_DO THIS_
Count every line in the entries that contains "rainfall". Report that count alone.

_Records from a collection of figures_

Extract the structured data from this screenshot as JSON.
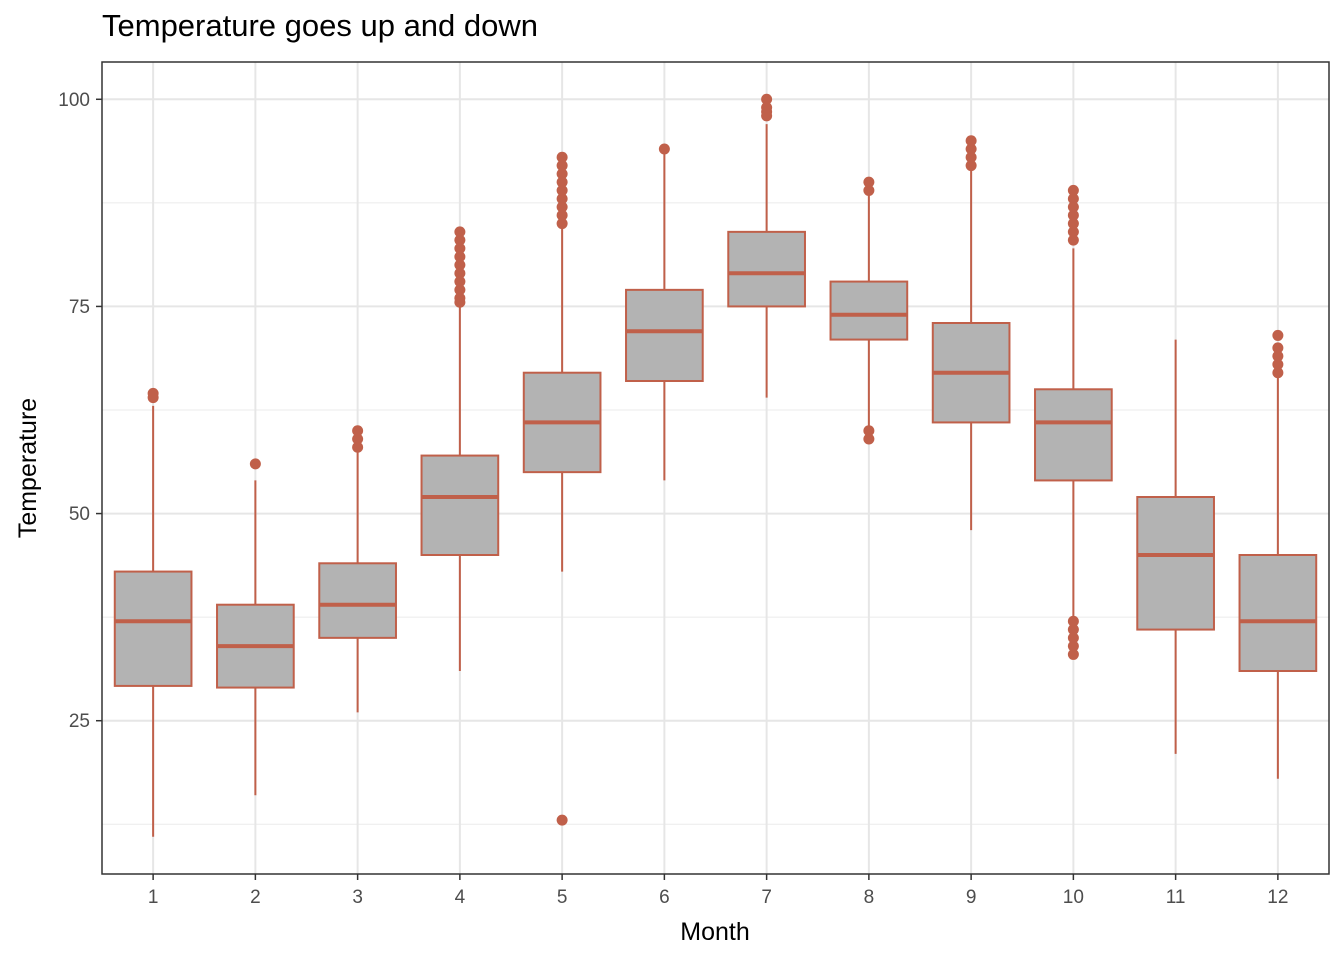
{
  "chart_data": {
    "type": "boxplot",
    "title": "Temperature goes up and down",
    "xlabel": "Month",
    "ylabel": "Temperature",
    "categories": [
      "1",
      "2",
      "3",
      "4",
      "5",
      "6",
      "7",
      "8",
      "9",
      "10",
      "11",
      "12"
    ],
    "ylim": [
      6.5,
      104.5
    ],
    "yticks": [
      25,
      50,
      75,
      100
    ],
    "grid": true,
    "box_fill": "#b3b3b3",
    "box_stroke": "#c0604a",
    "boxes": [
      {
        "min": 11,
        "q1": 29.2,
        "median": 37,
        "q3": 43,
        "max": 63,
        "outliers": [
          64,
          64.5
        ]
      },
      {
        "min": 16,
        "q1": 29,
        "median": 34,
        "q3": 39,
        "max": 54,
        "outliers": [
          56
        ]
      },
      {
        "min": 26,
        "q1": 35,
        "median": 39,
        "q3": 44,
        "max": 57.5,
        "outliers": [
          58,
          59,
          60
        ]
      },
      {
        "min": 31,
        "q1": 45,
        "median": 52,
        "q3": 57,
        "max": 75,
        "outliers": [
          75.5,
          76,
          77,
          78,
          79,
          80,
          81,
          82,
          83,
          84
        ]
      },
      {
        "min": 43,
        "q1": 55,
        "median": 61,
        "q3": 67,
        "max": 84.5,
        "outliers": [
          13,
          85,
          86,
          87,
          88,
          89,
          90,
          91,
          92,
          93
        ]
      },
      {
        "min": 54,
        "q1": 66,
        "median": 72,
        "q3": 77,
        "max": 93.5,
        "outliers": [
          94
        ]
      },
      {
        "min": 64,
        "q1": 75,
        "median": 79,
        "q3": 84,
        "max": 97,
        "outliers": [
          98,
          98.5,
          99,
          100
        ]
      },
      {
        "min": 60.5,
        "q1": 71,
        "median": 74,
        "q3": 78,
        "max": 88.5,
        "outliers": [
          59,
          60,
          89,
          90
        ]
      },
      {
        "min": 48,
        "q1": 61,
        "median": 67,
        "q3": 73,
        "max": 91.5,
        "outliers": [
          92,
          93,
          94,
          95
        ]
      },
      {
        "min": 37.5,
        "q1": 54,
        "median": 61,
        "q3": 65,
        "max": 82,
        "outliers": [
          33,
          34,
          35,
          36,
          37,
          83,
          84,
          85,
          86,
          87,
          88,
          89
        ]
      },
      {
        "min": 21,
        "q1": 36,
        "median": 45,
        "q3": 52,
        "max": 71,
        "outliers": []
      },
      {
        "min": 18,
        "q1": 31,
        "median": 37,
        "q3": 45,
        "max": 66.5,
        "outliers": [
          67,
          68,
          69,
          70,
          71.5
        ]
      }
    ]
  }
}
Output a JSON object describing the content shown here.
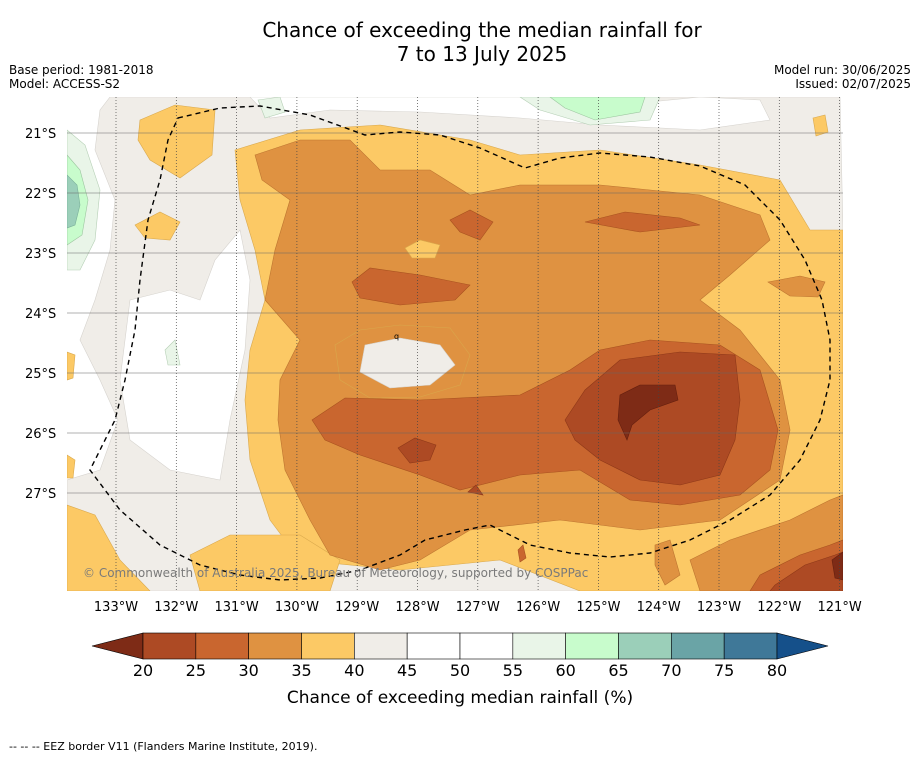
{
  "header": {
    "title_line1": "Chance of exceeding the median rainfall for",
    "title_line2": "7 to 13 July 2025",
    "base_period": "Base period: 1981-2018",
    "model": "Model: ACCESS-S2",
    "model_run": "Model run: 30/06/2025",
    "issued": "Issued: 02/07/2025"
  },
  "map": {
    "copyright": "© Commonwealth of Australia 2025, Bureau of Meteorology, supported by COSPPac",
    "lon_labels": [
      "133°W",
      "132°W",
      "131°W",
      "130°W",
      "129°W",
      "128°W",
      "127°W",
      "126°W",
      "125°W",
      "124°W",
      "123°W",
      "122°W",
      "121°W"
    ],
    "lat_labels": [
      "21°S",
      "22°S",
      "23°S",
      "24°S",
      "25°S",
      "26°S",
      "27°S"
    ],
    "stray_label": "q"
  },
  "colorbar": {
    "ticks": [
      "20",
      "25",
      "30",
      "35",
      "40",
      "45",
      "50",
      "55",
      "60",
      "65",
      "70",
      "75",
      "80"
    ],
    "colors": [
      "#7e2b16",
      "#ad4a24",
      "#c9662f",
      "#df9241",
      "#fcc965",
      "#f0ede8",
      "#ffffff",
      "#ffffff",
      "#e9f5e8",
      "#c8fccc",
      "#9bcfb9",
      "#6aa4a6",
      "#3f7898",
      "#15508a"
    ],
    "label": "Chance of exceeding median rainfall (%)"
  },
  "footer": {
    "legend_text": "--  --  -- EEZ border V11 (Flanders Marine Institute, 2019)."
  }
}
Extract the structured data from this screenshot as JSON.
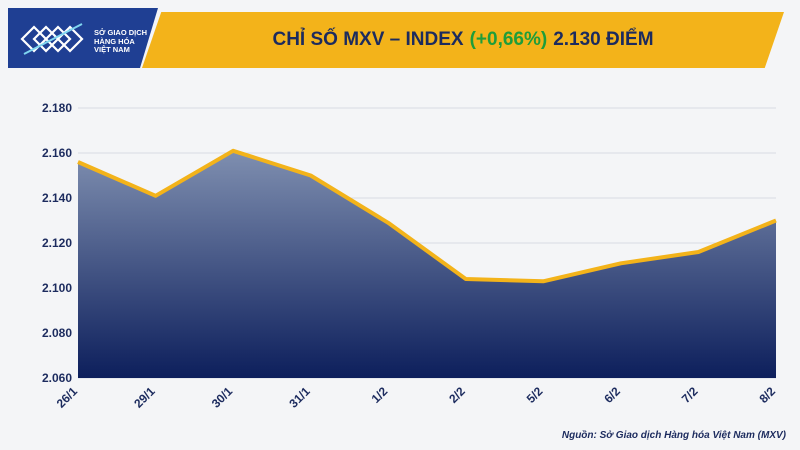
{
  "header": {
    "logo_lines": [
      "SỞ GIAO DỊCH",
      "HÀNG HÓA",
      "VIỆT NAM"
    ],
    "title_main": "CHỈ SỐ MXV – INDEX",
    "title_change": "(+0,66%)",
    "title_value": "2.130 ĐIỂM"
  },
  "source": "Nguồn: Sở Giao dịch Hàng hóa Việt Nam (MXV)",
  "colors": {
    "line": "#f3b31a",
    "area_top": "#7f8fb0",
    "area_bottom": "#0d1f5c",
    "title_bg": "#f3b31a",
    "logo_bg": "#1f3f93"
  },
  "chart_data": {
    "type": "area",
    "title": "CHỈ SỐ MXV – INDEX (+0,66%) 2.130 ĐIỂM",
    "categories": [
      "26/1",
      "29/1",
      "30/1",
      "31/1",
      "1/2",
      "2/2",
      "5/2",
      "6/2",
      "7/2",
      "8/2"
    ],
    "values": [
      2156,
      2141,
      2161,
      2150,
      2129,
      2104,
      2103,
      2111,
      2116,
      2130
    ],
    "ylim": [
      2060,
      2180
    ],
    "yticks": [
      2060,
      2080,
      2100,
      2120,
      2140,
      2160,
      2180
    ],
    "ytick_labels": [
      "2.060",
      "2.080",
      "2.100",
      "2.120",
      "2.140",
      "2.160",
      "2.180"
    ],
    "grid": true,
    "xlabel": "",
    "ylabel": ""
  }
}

_RESPONSE TO THE TASK_
2